Exercise>
Count how many lines of the material contain the string "Liter", then give that number and nothing more.
[BEGIN]
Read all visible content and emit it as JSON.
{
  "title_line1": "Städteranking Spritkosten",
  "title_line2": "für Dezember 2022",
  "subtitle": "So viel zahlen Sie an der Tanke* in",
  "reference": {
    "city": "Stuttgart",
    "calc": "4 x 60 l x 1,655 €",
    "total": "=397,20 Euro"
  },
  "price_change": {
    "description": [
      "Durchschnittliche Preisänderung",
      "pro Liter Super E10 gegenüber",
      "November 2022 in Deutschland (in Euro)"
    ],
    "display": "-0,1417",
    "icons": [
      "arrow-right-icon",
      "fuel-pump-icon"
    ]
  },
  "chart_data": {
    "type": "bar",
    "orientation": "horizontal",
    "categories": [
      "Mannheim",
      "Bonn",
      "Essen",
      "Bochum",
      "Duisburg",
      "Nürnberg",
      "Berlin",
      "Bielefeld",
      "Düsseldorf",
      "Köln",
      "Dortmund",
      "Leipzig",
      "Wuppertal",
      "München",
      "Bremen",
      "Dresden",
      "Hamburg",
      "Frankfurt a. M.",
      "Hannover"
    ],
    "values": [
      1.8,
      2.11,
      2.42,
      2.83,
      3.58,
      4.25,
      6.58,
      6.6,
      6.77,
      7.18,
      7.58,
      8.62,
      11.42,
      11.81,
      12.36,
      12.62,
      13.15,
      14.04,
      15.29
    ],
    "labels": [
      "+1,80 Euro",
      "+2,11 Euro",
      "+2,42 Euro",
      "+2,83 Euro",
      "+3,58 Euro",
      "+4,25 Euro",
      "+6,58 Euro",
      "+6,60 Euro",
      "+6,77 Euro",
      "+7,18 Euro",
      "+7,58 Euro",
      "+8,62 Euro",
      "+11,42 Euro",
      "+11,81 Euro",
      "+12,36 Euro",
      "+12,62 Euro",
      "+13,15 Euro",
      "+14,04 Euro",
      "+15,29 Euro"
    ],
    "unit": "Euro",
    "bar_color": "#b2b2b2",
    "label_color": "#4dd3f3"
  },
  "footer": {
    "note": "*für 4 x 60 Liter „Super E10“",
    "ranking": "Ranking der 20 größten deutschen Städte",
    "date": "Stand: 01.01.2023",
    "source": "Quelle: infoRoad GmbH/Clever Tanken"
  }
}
[END]
The solution>
2